Figure dataset records:
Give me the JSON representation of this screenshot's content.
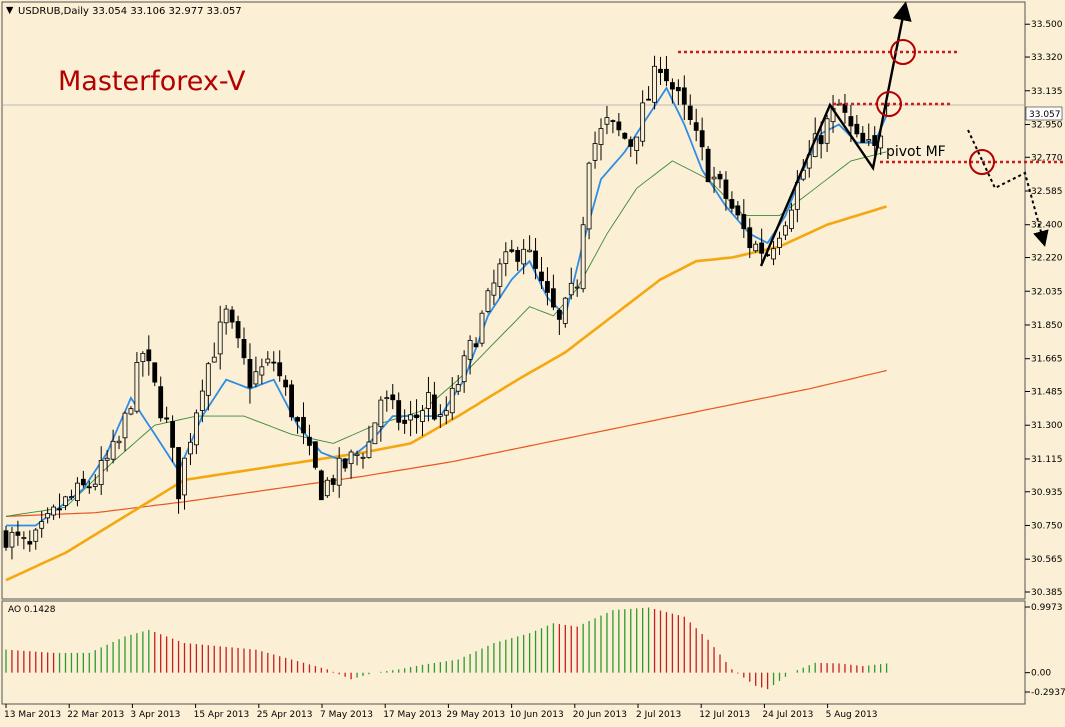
{
  "header": {
    "symbol_line": "USDRUB,Daily  33.054 33.106 32.977 33.057",
    "watermark": "Masterforex-V",
    "pivot_label": "pivot MF",
    "current_price": "33.057"
  },
  "colors": {
    "background": "#fbefd5",
    "bull_candle": "#fbefd5",
    "bear_candle": "#000000",
    "ma_fast": "#2f8de4",
    "ma_mid": "#3a8a3a",
    "ma_slow": "#f5a70f",
    "ma_long": "#e8571e",
    "ao_up": "#2e9a2e",
    "ao_down": "#c81e1e",
    "level_line": "#c81e1e",
    "watermark": "#b30000"
  },
  "chart_data": [
    {
      "type": "candlestick",
      "title": "USDRUB,Daily",
      "ohlc_last": {
        "open": 33.054,
        "high": 33.106,
        "low": 32.977,
        "close": 33.057
      },
      "ylim": [
        30.385,
        33.6
      ],
      "y_ticks": [
        "33.500",
        "33.320",
        "33.135",
        "32.950",
        "32.770",
        "32.585",
        "32.400",
        "32.220",
        "32.035",
        "31.850",
        "31.665",
        "31.485",
        "31.300",
        "31.115",
        "30.935",
        "30.750",
        "30.565",
        "30.385"
      ],
      "x_ticks": [
        "13 Mar 2013",
        "22 Mar 2013",
        "3 Apr 2013",
        "15 Apr 2013",
        "25 Apr 2013",
        "7 May 2013",
        "17 May 2013",
        "29 May 2013",
        "10 Jun 2013",
        "20 Jun 2013",
        "2 Jul 2013",
        "12 Jul 2013",
        "24 Jul 2013",
        "5 Aug 2013"
      ],
      "anchors": [
        [
          0,
          30.7
        ],
        [
          4,
          30.62
        ],
        [
          9,
          30.85
        ],
        [
          15,
          31.0
        ],
        [
          19,
          31.2
        ],
        [
          23,
          31.7
        ],
        [
          27,
          31.3
        ],
        [
          29,
          30.95
        ],
        [
          33,
          31.55
        ],
        [
          37,
          31.9
        ],
        [
          41,
          31.55
        ],
        [
          45,
          31.65
        ],
        [
          49,
          31.3
        ],
        [
          53,
          30.95
        ],
        [
          56,
          31.05
        ],
        [
          61,
          31.2
        ],
        [
          63,
          31.45
        ],
        [
          67,
          31.3
        ],
        [
          69,
          31.35
        ],
        [
          71,
          31.45
        ],
        [
          73,
          31.3
        ],
        [
          75,
          31.45
        ],
        [
          79,
          31.8
        ],
        [
          83,
          32.15
        ],
        [
          87,
          32.3
        ],
        [
          90,
          32.05
        ],
        [
          93,
          31.85
        ],
        [
          96,
          32.1
        ],
        [
          98,
          32.8
        ],
        [
          101,
          32.95
        ],
        [
          105,
          32.85
        ],
        [
          108,
          33.1
        ],
        [
          110,
          33.3
        ],
        [
          112,
          33.15
        ],
        [
          115,
          32.95
        ],
        [
          118,
          32.7
        ],
        [
          121,
          32.55
        ],
        [
          125,
          32.3
        ],
        [
          128,
          32.25
        ],
        [
          131,
          32.45
        ],
        [
          134,
          32.7
        ],
        [
          137,
          32.9
        ],
        [
          140,
          33.05
        ],
        [
          143,
          32.85
        ],
        [
          146,
          32.8
        ],
        [
          148,
          33.057
        ]
      ],
      "ma_fast_anchors": [
        [
          0,
          30.75
        ],
        [
          5,
          30.75
        ],
        [
          9,
          30.85
        ],
        [
          13,
          30.95
        ],
        [
          17,
          31.15
        ],
        [
          21,
          31.45
        ],
        [
          25,
          31.25
        ],
        [
          29,
          31.05
        ],
        [
          33,
          31.35
        ],
        [
          37,
          31.55
        ],
        [
          41,
          31.5
        ],
        [
          45,
          31.55
        ],
        [
          49,
          31.3
        ],
        [
          53,
          31.15
        ],
        [
          57,
          31.1
        ],
        [
          61,
          31.2
        ],
        [
          65,
          31.35
        ],
        [
          69,
          31.35
        ],
        [
          73,
          31.35
        ],
        [
          77,
          31.55
        ],
        [
          81,
          31.9
        ],
        [
          85,
          32.1
        ],
        [
          88,
          32.2
        ],
        [
          91,
          32.0
        ],
        [
          94,
          31.9
        ],
        [
          97,
          32.3
        ],
        [
          100,
          32.65
        ],
        [
          104,
          32.8
        ],
        [
          108,
          33.0
        ],
        [
          111,
          33.15
        ],
        [
          114,
          32.95
        ],
        [
          117,
          32.7
        ],
        [
          121,
          32.5
        ],
        [
          125,
          32.35
        ],
        [
          128,
          32.3
        ],
        [
          131,
          32.45
        ],
        [
          134,
          32.7
        ],
        [
          137,
          32.9
        ],
        [
          140,
          32.95
        ],
        [
          143,
          32.85
        ],
        [
          146,
          32.85
        ],
        [
          148,
          33.0
        ]
      ],
      "ma_mid_anchors": [
        [
          0,
          30.8
        ],
        [
          10,
          30.85
        ],
        [
          18,
          31.1
        ],
        [
          25,
          31.3
        ],
        [
          32,
          31.35
        ],
        [
          40,
          31.35
        ],
        [
          48,
          31.25
        ],
        [
          55,
          31.2
        ],
        [
          62,
          31.3
        ],
        [
          70,
          31.38
        ],
        [
          76,
          31.55
        ],
        [
          82,
          31.75
        ],
        [
          88,
          31.95
        ],
        [
          92,
          31.9
        ],
        [
          96,
          32.05
        ],
        [
          101,
          32.35
        ],
        [
          106,
          32.6
        ],
        [
          112,
          32.75
        ],
        [
          118,
          32.65
        ],
        [
          124,
          32.45
        ],
        [
          130,
          32.45
        ],
        [
          136,
          32.6
        ],
        [
          142,
          32.75
        ],
        [
          148,
          32.8
        ]
      ],
      "ma_slow_anchors": [
        [
          0,
          30.45
        ],
        [
          10,
          30.6
        ],
        [
          20,
          30.8
        ],
        [
          30,
          31.0
        ],
        [
          40,
          31.05
        ],
        [
          50,
          31.1
        ],
        [
          60,
          31.15
        ],
        [
          68,
          31.2
        ],
        [
          76,
          31.35
        ],
        [
          86,
          31.55
        ],
        [
          94,
          31.7
        ],
        [
          102,
          31.9
        ],
        [
          110,
          32.1
        ],
        [
          116,
          32.2
        ],
        [
          122,
          32.22
        ],
        [
          130,
          32.28
        ],
        [
          138,
          32.4
        ],
        [
          148,
          32.5
        ]
      ],
      "ma_long_anchors": [
        [
          0,
          30.8
        ],
        [
          15,
          30.82
        ],
        [
          30,
          30.88
        ],
        [
          45,
          30.95
        ],
        [
          60,
          31.02
        ],
        [
          75,
          31.1
        ],
        [
          90,
          31.2
        ],
        [
          105,
          31.3
        ],
        [
          120,
          31.4
        ],
        [
          135,
          31.5
        ],
        [
          148,
          31.6
        ]
      ]
    },
    {
      "type": "bar",
      "title": "AO 0.1428",
      "ylim": [
        -0.2937,
        0.9973
      ],
      "y_ticks": [
        "0.9973",
        "0.00",
        "-0.2937"
      ],
      "anchors": [
        [
          0,
          0.35
        ],
        [
          8,
          0.3
        ],
        [
          14,
          0.3
        ],
        [
          20,
          0.55
        ],
        [
          24,
          0.65
        ],
        [
          30,
          0.45
        ],
        [
          36,
          0.4
        ],
        [
          42,
          0.35
        ],
        [
          48,
          0.2
        ],
        [
          54,
          0.05
        ],
        [
          58,
          -0.1
        ],
        [
          62,
          0.0
        ],
        [
          66,
          0.05
        ],
        [
          70,
          0.12
        ],
        [
          76,
          0.2
        ],
        [
          82,
          0.45
        ],
        [
          88,
          0.6
        ],
        [
          92,
          0.75
        ],
        [
          96,
          0.7
        ],
        [
          102,
          0.95
        ],
        [
          108,
          0.99
        ],
        [
          114,
          0.85
        ],
        [
          118,
          0.5
        ],
        [
          122,
          0.05
        ],
        [
          126,
          -0.2
        ],
        [
          128,
          -0.25
        ],
        [
          132,
          0.0
        ],
        [
          136,
          0.15
        ],
        [
          140,
          0.14
        ],
        [
          144,
          0.1
        ],
        [
          148,
          0.14
        ]
      ]
    }
  ]
}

#### AIM:
Using the material above, count the lines containing the word "Daily". Reply with the number alone.

#### RESULT:
2